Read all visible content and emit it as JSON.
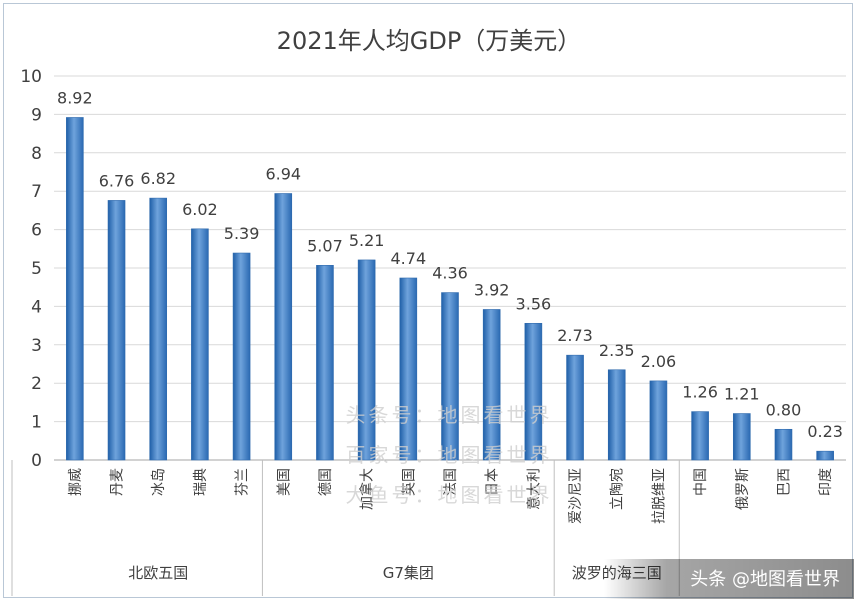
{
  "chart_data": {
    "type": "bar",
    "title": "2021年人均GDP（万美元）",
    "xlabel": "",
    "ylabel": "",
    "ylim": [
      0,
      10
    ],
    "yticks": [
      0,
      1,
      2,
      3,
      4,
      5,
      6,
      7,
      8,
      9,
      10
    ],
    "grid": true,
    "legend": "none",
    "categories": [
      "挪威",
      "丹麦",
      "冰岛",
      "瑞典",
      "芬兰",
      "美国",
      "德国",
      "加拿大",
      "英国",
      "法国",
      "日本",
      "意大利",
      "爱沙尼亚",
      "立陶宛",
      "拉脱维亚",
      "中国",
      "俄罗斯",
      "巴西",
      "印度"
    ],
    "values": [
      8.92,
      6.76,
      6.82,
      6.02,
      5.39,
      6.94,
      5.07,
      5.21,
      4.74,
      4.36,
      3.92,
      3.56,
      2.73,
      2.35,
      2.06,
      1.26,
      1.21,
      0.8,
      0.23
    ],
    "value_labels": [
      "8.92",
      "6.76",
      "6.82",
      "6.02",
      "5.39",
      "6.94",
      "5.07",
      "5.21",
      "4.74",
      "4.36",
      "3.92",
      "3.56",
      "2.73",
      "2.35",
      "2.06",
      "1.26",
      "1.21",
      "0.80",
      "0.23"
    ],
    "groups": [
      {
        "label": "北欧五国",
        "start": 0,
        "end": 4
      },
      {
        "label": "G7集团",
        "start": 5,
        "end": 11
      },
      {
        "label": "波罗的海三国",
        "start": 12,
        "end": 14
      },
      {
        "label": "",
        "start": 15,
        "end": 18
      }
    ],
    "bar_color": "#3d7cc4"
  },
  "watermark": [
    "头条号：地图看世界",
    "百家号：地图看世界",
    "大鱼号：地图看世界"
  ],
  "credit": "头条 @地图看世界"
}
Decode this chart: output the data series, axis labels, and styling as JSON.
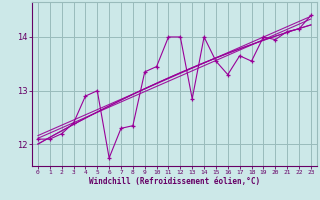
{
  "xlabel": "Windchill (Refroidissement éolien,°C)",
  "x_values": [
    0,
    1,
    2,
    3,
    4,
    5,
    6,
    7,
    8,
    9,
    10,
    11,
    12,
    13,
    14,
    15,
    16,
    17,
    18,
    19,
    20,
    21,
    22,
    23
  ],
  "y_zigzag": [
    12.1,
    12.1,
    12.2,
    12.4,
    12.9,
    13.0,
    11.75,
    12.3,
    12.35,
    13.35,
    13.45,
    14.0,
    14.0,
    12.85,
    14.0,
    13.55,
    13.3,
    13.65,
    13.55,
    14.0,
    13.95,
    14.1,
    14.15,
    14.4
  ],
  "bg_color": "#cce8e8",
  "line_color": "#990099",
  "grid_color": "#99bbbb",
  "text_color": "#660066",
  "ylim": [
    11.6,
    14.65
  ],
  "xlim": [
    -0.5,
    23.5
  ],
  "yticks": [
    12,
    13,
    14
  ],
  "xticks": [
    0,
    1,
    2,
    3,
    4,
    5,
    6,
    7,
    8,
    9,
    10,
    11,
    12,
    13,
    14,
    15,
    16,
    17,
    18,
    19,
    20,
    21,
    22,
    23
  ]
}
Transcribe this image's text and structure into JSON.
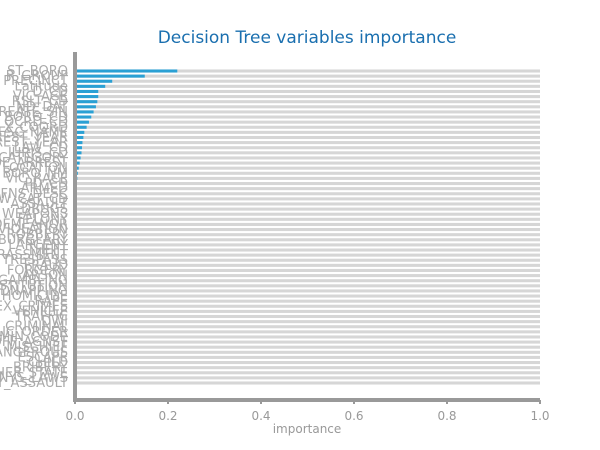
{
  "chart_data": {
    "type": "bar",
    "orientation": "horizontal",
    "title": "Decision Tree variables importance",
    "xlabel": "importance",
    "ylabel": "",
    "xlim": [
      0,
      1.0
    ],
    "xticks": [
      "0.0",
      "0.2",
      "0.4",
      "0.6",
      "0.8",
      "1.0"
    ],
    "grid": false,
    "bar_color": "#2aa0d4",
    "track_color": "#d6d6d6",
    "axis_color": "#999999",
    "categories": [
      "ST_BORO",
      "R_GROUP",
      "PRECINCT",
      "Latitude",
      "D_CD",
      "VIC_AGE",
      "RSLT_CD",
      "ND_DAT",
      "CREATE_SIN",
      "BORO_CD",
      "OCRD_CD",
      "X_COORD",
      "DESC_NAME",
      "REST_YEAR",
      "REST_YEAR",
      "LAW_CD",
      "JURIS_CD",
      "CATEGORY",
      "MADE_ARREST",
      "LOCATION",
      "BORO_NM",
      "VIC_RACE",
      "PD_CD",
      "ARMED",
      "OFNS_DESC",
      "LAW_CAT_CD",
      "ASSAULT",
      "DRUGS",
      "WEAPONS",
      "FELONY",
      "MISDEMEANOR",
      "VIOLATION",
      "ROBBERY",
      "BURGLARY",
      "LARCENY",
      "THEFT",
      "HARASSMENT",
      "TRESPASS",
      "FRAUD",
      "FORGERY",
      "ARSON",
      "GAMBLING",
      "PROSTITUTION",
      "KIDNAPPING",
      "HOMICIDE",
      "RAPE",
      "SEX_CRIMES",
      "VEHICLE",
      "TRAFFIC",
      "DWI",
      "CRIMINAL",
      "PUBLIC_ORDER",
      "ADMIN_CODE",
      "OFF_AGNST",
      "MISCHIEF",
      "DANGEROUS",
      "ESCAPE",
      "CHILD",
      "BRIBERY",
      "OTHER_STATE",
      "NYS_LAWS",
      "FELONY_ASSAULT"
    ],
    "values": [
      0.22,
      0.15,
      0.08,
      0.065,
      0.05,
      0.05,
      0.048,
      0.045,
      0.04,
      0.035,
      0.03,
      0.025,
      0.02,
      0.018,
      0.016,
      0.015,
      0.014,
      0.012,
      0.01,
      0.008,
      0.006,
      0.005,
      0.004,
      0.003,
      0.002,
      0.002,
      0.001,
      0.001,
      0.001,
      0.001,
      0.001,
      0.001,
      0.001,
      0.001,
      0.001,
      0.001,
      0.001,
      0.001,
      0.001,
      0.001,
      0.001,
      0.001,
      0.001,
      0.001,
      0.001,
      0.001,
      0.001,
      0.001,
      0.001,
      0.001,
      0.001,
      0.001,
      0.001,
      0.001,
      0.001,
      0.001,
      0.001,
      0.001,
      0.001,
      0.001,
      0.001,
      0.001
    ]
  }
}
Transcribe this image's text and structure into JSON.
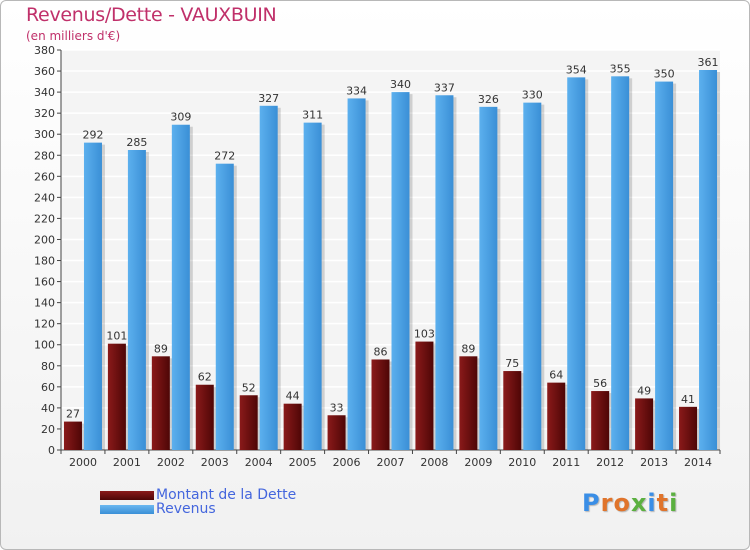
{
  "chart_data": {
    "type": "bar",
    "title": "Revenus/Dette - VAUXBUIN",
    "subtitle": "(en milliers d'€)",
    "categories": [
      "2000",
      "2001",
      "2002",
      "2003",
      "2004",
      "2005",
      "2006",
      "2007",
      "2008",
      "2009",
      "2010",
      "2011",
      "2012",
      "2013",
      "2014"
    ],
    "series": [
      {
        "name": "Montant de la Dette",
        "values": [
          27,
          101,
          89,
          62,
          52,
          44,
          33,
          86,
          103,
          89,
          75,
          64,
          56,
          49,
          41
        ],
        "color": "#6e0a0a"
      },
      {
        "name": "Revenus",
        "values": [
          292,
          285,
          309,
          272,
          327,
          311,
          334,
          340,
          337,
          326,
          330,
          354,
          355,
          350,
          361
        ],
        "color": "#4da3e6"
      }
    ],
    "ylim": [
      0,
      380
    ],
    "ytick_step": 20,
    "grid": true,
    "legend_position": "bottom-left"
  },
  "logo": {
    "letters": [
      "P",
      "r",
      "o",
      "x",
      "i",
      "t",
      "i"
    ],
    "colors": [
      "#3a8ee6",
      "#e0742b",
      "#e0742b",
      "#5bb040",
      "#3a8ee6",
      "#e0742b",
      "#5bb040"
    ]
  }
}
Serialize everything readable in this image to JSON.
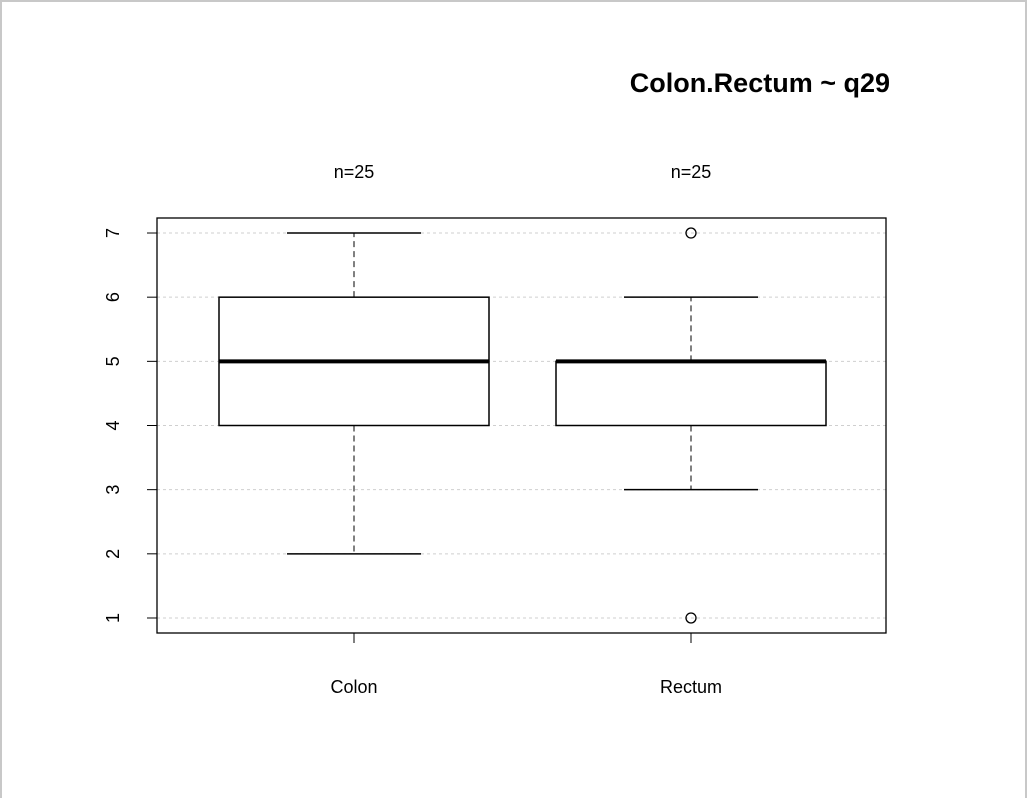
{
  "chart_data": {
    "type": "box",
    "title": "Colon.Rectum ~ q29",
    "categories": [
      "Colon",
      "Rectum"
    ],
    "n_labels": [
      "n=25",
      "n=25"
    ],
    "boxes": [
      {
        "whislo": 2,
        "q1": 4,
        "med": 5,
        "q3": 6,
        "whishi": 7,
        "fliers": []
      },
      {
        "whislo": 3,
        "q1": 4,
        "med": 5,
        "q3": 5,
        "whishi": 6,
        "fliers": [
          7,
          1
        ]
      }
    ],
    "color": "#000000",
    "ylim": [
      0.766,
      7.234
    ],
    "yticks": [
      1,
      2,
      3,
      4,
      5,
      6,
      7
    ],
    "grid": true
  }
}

## WHAT TO PRODUCE:
Leave out the pictures, and extract exactly the lines from the one with "Serialize everything readable" through the end of the records, both ends included.

## COMPLETE OUTPUT:
Serialize everything readable in this image to JSON.
{
  "chart_data": {
    "type": "box",
    "title": "Colon.Rectum ~ q29",
    "categories": [
      "Colon",
      "Rectum"
    ],
    "n_labels": [
      "n=25",
      "n=25"
    ],
    "boxes": [
      {
        "whislo": 2,
        "q1": 4,
        "med": 5,
        "q3": 6,
        "whishi": 7,
        "fliers": []
      },
      {
        "whislo": 3,
        "q1": 4,
        "med": 5,
        "q3": 5,
        "whishi": 6,
        "fliers": [
          7,
          1
        ]
      }
    ],
    "color": "#000000",
    "ylim": [
      0.766,
      7.234
    ],
    "yticks": [
      1,
      2,
      3,
      4,
      5,
      6,
      7
    ],
    "grid": true
  }
}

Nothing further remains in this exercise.